— Start Entries shown —

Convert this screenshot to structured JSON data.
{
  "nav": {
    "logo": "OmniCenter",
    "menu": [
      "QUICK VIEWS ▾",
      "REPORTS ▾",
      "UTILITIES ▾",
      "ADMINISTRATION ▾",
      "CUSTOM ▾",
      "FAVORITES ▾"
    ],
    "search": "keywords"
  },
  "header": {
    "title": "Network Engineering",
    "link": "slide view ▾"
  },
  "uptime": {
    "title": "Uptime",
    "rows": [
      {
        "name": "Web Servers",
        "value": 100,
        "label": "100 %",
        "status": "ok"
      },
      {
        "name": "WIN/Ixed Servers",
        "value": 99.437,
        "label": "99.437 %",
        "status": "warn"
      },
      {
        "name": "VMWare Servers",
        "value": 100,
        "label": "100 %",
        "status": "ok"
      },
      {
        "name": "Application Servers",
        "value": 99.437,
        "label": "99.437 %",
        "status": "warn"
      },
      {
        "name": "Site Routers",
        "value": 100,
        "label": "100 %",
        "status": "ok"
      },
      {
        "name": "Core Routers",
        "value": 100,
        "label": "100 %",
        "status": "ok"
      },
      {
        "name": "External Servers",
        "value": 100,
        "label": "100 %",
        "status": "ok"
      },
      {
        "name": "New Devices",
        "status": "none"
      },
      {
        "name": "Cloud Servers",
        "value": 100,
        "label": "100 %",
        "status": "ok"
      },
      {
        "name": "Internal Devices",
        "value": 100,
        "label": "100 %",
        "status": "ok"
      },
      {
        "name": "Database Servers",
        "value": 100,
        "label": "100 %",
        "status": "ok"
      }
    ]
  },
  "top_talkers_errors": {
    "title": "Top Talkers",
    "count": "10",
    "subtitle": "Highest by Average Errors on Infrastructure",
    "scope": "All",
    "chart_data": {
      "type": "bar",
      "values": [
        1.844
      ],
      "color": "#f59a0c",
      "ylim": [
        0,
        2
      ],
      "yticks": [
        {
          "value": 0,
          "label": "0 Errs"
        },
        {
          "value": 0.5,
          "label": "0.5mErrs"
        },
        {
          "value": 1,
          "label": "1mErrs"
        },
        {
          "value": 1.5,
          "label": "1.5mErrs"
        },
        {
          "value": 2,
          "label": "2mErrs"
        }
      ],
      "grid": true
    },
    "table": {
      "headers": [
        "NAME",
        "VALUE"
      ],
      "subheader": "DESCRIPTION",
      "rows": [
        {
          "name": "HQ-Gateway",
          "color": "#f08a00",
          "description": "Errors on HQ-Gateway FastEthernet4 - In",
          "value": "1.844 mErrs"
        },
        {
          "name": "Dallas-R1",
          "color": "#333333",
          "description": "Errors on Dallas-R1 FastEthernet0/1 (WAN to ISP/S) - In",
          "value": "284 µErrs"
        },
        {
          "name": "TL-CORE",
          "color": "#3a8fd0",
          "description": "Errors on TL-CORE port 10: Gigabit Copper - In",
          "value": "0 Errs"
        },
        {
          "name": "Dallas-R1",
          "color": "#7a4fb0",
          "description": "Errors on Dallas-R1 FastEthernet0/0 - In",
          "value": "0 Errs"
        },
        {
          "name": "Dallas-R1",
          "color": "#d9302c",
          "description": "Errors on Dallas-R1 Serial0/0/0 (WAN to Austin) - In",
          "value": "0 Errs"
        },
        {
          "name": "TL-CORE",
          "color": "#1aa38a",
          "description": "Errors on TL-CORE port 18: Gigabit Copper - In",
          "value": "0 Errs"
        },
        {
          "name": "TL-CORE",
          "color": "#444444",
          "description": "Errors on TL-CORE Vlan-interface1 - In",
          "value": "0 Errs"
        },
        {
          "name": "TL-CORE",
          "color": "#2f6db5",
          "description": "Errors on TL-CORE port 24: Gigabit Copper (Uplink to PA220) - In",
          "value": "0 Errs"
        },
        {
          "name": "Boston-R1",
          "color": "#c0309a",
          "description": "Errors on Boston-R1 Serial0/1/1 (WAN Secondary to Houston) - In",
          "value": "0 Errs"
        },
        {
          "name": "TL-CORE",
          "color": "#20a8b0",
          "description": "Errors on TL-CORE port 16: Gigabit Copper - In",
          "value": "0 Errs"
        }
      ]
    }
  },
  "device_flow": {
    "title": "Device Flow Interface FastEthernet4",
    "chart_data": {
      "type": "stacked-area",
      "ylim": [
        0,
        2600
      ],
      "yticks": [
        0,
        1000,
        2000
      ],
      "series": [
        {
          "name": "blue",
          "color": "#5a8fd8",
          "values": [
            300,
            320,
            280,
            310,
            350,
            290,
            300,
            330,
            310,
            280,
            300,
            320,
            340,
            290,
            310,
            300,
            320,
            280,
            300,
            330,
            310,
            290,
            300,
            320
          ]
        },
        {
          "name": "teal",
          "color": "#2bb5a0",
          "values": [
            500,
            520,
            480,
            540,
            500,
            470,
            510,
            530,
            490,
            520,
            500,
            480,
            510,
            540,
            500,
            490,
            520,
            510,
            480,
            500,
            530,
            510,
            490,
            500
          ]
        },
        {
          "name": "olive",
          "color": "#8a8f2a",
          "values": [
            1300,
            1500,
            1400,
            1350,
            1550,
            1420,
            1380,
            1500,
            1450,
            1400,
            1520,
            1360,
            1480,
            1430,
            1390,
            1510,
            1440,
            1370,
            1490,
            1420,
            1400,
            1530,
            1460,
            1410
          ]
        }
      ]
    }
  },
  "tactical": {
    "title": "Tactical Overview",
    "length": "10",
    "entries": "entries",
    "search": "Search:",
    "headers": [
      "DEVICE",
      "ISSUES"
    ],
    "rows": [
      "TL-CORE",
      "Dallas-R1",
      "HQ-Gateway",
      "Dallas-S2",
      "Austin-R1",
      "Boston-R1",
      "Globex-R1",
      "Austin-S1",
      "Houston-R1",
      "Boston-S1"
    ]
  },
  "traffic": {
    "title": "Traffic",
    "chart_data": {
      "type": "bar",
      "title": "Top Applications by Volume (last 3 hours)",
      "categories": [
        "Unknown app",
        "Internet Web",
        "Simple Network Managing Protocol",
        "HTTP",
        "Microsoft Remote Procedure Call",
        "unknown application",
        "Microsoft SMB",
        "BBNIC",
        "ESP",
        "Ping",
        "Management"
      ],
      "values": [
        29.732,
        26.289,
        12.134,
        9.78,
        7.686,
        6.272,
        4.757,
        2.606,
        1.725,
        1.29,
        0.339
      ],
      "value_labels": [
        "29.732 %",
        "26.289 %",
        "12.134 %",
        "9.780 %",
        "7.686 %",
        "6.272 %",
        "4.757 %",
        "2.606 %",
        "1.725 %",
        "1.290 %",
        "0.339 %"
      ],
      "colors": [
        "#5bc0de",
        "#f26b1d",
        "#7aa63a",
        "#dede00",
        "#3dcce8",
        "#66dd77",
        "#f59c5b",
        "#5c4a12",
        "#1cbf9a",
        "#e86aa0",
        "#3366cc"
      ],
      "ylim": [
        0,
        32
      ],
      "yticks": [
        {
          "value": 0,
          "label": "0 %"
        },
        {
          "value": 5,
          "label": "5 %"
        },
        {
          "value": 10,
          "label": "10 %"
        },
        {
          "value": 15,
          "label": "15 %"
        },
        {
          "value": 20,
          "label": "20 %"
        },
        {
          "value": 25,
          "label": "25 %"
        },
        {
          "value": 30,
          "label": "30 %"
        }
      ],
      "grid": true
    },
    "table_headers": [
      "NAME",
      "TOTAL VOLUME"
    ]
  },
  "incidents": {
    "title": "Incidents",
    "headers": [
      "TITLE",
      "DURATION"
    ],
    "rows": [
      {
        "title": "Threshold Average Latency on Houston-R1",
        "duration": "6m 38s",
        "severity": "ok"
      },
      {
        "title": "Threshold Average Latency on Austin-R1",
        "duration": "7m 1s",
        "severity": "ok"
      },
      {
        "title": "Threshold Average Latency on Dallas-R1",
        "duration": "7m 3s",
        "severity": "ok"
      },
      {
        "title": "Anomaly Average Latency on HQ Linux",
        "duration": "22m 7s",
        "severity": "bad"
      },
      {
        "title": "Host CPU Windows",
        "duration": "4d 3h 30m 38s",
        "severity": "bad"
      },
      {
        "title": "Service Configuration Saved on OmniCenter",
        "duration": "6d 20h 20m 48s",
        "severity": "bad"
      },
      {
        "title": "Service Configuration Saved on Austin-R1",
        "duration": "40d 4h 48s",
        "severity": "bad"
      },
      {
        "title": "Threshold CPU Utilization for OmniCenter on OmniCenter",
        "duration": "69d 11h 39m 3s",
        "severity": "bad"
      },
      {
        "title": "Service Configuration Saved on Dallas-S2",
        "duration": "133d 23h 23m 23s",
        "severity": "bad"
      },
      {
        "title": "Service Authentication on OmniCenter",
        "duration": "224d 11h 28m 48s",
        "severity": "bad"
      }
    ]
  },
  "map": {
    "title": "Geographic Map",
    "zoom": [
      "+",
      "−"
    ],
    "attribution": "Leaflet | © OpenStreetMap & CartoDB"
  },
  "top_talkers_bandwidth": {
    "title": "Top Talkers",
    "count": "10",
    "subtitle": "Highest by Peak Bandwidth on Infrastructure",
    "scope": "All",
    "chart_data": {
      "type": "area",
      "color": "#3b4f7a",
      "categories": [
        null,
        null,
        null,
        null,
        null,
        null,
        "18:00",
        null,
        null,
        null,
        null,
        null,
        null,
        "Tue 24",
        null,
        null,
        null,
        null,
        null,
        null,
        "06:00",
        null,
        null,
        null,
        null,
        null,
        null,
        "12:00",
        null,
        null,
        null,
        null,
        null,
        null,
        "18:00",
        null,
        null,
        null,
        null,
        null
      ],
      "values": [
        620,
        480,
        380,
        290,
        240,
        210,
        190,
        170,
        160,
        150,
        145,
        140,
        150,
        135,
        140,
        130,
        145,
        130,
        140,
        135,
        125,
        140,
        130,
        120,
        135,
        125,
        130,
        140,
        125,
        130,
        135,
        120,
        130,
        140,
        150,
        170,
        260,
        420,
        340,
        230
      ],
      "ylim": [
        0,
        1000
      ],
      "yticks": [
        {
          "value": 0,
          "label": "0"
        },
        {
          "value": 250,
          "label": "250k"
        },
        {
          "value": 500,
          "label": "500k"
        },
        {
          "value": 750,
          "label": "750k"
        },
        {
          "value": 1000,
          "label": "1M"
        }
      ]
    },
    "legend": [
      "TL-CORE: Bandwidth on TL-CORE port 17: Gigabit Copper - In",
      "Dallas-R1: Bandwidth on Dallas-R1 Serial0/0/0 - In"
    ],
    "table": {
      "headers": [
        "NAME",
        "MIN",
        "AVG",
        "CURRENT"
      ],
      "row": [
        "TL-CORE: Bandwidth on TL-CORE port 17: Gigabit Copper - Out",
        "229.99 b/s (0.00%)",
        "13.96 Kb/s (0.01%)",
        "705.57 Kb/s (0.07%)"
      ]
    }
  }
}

— End Entries shown —

• [Exercise] List the lines of the entries that include "type".

• [Exercise result]
      "type": "bar",
      "type": "stacked-area",
      "type": "bar",
      "type": "area",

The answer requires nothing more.